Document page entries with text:
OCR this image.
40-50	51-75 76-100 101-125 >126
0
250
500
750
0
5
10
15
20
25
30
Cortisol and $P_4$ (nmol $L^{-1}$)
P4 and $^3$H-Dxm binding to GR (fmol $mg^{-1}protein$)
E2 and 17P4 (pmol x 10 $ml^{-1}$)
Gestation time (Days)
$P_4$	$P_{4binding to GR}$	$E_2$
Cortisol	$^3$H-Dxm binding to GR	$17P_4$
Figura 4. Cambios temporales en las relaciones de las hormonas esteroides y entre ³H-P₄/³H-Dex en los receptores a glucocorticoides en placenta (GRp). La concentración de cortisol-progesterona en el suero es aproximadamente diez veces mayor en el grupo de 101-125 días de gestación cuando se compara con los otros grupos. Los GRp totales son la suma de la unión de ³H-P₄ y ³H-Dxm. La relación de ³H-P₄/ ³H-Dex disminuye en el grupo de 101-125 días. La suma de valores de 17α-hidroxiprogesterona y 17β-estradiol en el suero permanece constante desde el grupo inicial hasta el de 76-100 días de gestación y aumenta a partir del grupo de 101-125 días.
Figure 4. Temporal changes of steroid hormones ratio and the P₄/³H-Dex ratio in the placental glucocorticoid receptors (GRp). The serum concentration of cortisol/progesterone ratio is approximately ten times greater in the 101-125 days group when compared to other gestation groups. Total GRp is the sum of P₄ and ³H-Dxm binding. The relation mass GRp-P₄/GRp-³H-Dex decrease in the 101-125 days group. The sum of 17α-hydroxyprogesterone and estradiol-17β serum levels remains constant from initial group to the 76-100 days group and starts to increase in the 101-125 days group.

Brief:
Find the number of lines in the records that contain "estradiol", and write that number only.

Solution below:
2